Begin DATA EXTRACT
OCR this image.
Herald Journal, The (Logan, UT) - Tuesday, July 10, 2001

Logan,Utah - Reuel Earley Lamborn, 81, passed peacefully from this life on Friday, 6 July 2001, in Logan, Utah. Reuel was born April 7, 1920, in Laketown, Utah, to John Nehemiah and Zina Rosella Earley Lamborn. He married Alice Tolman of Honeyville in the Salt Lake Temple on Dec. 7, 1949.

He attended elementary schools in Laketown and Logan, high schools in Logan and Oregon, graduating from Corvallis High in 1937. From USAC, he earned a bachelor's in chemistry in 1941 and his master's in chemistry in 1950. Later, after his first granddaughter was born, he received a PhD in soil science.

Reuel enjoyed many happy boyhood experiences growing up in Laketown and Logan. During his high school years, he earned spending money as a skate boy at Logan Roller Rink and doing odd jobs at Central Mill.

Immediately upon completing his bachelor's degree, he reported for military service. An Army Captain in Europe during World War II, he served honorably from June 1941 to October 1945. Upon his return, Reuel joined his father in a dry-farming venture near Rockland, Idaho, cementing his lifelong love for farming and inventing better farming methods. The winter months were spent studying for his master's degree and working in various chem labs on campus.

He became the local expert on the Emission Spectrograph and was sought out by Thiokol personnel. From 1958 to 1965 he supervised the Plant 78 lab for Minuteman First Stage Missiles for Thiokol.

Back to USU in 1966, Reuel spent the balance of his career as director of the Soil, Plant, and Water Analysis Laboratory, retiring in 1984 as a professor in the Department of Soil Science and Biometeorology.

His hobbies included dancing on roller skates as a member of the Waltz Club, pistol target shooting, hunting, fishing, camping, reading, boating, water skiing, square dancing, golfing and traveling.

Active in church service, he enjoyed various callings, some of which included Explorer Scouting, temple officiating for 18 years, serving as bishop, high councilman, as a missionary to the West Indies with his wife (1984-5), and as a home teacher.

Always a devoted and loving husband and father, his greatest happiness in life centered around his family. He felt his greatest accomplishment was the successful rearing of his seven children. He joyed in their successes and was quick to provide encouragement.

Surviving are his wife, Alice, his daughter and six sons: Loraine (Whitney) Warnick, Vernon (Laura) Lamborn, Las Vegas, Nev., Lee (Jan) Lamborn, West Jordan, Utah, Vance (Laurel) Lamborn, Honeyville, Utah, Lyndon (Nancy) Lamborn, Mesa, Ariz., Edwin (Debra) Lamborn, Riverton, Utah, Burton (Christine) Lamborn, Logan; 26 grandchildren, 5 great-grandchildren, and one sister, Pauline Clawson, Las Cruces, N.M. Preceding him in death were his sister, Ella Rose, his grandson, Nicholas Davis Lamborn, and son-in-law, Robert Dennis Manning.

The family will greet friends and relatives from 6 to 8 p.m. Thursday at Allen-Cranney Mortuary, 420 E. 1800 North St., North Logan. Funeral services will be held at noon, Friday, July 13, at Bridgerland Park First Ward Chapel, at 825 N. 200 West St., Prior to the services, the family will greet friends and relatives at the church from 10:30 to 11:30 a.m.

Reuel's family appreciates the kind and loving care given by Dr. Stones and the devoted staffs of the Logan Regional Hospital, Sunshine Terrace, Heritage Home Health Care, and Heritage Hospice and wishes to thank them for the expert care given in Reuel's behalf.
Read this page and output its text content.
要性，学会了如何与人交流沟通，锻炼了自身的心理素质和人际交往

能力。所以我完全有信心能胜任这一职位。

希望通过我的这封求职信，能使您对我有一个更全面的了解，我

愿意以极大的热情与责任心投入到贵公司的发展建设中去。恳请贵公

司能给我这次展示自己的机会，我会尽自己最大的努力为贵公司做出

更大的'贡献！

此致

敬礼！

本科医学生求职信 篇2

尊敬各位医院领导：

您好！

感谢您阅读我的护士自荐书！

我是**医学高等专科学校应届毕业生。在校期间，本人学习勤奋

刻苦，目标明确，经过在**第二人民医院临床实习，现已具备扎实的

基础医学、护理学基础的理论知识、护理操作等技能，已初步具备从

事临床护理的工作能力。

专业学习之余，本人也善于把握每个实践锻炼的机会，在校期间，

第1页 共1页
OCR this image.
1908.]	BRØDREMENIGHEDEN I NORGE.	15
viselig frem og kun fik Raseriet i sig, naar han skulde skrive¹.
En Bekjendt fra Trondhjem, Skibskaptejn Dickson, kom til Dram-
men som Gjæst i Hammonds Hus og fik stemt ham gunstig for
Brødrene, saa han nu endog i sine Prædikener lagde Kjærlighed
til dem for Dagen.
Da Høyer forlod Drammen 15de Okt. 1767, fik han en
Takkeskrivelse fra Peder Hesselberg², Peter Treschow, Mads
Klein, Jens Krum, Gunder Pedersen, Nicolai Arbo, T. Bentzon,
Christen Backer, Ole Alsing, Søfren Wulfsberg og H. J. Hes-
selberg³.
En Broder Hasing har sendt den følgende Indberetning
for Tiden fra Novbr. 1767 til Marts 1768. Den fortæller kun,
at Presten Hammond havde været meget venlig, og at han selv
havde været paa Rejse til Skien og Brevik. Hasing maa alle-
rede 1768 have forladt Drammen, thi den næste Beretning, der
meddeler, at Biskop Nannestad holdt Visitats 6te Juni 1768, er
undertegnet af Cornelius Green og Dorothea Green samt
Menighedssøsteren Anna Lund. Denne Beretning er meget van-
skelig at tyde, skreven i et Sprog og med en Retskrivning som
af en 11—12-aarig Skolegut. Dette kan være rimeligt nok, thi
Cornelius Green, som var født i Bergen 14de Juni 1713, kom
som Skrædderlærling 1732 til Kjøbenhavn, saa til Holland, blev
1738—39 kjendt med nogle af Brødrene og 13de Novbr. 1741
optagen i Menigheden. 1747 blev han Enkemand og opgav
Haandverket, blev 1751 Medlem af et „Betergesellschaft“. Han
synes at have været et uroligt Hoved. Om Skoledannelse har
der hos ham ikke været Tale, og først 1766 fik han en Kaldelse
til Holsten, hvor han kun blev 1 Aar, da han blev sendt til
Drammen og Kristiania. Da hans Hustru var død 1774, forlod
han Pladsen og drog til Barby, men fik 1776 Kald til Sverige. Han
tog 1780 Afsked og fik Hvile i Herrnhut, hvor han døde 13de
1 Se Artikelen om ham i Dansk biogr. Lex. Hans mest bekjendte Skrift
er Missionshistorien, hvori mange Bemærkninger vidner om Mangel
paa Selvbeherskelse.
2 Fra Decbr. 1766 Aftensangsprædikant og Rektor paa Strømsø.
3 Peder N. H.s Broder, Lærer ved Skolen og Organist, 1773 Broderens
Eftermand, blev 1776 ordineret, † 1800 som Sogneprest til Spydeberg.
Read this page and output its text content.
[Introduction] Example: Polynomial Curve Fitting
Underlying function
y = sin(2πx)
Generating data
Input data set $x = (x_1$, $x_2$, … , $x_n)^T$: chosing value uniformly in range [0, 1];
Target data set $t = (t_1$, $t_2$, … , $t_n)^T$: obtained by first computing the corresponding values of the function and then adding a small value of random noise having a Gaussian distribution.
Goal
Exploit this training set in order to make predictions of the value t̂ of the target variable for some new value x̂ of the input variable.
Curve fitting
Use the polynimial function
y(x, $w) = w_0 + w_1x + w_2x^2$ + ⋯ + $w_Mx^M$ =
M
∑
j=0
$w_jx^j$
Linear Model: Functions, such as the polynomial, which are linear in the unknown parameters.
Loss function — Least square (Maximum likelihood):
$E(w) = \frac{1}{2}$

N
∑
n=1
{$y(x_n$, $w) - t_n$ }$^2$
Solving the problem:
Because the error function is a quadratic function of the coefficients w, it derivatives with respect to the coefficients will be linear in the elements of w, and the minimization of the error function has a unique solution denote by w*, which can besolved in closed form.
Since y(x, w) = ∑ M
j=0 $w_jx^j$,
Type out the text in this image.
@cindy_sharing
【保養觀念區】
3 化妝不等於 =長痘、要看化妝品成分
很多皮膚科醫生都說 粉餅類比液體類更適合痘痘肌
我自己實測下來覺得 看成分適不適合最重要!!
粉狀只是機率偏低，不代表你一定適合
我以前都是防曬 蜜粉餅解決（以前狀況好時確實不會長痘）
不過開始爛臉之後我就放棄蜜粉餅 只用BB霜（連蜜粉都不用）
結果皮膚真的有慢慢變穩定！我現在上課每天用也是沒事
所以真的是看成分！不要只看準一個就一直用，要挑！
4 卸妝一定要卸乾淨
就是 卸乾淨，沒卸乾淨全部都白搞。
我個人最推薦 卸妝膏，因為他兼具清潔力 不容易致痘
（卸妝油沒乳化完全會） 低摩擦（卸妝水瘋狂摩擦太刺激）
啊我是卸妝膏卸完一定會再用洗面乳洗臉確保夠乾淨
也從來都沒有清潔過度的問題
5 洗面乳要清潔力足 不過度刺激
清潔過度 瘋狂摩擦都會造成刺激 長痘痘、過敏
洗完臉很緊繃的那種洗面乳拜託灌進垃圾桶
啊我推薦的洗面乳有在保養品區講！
End DATA EXTRACT
Give only the number of lines in the records that contain the string "Curve".

2